DATA RECORDS:
=======
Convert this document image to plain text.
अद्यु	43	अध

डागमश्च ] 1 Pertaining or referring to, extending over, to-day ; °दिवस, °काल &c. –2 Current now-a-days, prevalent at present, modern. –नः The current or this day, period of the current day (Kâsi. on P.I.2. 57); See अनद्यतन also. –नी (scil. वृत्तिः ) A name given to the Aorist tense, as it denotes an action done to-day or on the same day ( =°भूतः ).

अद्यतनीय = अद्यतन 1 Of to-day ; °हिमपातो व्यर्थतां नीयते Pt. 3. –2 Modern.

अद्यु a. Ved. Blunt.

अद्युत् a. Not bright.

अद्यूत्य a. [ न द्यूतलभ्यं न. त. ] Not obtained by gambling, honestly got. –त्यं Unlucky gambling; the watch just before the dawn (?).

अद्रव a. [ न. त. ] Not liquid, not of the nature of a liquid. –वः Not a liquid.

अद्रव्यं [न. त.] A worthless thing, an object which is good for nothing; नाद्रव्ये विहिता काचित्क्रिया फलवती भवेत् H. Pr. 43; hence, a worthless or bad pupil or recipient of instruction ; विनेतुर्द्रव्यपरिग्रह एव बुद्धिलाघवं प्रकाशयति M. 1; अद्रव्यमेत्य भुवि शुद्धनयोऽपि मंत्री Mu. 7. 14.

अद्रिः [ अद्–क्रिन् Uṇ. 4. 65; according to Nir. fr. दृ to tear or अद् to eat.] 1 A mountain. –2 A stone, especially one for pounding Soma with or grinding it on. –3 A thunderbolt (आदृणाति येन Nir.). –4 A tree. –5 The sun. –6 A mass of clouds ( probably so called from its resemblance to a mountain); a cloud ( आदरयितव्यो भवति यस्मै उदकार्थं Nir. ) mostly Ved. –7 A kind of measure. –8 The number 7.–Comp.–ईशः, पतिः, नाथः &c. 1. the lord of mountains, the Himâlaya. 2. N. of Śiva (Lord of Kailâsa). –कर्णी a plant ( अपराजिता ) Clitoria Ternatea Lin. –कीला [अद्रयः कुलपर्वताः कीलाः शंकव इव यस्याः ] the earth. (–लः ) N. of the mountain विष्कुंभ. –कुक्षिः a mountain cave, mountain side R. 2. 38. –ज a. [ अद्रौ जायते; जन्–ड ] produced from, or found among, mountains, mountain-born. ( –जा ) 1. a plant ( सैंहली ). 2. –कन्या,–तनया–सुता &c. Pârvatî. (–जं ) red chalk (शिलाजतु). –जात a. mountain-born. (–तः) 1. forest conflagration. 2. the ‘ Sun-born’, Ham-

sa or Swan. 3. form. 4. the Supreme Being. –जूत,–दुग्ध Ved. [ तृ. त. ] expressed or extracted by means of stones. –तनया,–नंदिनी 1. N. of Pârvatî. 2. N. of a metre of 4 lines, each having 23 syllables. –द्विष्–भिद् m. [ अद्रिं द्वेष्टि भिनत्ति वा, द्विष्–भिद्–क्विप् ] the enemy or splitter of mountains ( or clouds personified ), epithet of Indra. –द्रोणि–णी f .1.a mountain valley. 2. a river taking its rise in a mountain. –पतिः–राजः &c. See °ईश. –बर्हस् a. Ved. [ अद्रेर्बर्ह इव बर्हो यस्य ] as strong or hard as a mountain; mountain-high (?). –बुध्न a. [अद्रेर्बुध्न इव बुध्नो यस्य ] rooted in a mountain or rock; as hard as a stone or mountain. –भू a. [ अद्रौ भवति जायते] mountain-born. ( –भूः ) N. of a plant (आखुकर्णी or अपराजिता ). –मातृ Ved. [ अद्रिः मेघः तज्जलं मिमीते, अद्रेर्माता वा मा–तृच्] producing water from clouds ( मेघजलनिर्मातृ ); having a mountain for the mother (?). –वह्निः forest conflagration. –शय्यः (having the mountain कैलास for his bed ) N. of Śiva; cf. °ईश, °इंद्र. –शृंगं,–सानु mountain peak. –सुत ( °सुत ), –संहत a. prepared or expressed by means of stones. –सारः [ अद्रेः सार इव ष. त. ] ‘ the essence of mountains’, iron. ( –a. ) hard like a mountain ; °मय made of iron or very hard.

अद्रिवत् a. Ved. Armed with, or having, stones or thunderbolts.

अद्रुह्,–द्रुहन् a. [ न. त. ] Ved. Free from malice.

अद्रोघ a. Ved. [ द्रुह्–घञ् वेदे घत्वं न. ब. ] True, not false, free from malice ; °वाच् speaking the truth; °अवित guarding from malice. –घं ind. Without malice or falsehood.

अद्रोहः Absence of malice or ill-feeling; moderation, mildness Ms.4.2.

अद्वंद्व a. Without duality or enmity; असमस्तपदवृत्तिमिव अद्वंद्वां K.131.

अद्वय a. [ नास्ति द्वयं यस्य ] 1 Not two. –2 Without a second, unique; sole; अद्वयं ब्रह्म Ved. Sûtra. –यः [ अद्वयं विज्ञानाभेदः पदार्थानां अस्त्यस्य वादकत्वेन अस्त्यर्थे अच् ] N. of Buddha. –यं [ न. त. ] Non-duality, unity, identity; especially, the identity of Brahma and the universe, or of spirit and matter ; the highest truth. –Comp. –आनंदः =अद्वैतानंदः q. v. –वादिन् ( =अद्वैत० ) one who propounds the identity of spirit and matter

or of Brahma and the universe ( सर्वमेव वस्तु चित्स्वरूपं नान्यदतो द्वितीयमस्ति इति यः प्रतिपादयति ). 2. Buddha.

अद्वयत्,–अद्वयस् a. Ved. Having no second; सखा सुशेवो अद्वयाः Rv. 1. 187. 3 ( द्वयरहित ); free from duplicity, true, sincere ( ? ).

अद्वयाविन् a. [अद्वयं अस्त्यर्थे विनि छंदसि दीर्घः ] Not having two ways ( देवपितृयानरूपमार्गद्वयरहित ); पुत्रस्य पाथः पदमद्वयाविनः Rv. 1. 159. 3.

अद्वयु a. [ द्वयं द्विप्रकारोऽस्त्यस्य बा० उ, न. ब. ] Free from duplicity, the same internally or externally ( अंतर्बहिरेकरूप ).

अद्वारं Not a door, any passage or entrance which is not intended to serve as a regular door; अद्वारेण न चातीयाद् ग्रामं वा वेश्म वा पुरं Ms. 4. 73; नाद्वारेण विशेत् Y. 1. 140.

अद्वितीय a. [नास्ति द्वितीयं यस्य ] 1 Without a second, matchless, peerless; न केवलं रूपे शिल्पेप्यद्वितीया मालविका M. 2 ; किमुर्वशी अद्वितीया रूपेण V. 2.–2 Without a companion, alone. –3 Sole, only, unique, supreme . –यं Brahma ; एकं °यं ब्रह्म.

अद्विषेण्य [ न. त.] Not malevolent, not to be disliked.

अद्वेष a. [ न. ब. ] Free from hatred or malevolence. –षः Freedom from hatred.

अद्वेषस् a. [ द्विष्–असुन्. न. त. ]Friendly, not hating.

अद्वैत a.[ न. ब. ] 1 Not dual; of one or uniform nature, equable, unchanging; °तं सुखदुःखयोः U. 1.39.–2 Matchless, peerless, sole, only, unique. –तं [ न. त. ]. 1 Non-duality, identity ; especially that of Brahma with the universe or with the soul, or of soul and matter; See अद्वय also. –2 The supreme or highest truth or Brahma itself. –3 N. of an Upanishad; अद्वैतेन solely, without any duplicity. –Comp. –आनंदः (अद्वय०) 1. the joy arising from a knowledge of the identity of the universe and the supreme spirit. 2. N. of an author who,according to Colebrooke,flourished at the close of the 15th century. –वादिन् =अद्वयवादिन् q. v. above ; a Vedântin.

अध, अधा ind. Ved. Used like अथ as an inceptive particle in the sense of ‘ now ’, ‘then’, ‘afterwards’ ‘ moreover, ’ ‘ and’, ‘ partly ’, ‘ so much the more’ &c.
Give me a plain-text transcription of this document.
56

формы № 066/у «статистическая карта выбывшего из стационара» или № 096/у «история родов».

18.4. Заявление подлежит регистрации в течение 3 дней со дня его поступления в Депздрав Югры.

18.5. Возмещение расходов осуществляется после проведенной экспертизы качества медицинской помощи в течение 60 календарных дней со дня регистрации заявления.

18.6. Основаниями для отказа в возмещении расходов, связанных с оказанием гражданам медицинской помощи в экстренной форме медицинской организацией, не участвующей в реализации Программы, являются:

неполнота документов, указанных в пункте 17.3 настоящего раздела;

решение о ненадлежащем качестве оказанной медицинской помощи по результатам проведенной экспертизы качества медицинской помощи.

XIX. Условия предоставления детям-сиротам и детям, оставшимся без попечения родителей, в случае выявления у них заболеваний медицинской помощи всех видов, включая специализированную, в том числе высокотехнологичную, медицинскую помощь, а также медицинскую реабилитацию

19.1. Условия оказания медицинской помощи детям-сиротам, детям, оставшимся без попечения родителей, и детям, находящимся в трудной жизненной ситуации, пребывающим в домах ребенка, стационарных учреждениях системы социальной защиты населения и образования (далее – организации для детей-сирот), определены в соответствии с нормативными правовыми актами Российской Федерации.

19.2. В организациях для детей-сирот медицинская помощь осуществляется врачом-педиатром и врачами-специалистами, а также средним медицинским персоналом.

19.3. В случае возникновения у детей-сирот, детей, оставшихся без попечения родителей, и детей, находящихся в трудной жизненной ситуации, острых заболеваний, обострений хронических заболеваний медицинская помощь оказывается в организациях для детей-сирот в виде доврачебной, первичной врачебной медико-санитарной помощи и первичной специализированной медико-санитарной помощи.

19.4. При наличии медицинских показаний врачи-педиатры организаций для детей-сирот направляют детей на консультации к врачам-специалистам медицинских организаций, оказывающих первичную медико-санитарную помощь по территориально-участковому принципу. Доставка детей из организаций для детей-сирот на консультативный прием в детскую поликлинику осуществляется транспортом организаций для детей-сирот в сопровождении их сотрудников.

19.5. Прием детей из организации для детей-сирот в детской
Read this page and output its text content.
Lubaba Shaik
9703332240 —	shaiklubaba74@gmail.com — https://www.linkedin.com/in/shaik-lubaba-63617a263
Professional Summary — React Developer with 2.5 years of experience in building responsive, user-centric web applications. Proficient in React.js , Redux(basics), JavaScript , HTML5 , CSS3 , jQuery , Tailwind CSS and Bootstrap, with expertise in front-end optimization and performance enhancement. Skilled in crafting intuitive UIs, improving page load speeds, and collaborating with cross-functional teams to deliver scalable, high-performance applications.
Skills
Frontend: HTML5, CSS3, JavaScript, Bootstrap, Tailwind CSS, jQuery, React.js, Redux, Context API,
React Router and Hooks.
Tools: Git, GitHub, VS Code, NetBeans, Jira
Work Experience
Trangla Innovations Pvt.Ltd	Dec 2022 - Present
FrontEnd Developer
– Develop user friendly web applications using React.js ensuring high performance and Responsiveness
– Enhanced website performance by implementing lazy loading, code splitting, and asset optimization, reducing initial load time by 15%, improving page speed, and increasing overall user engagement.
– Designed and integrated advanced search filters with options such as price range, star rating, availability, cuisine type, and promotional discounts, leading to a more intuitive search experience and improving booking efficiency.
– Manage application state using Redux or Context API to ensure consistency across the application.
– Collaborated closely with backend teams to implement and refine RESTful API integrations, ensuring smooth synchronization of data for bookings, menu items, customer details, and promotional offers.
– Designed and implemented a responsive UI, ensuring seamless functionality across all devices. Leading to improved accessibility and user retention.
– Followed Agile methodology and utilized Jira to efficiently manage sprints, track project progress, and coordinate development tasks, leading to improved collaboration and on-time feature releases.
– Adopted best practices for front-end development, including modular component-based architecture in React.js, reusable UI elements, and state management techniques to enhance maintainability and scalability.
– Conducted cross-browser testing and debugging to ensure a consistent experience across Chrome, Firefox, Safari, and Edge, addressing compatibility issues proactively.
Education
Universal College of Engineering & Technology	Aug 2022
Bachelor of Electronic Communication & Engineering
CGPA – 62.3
=======
Scan the listing above. Collect all lines with the word "also".

OUTPUT FOR THIS EXERCISE:
डागमश्च ] 1 Pertaining or referring to, extending over, to-day ; °दिवस, °काल &c. –2 Current now-a-days, prevalent at present, modern. –नः The current or this day, period of the current day (Kâsi. on P.I.2. 57); See अनद्यतन also. –नी (scil. वृत्तिः ) A name given to the Aorist tense, as it denotes an action done to-day or on the same day ( =°भूतः ).
अद्वैत a.[ न. ब. ] 1 Not dual; of one or uniform nature, equable, unchanging; °तं सुखदुःखयोः U. 1.39.–2 Matchless, peerless, sole, only, unique. –तं [ न. त. ]. 1 Non-duality, identity ; especially that of Brahma with the universe or with the soul, or of soul and matter; See अद्वय also. –2 The supreme or highest truth or Brahma itself. –3 N. of an Upanishad; अद्वैतेन solely, without any duplicity. –Comp. –आनंदः (अद्वय०) 1. the joy arising from a knowledge of the identity of the universe and the supreme spirit. 2. N. of an author who,according to Colebrooke,flourished at the close of the 15th century. –वादिन् =अद्वयवादिन् q. v. above ; a Vedântin.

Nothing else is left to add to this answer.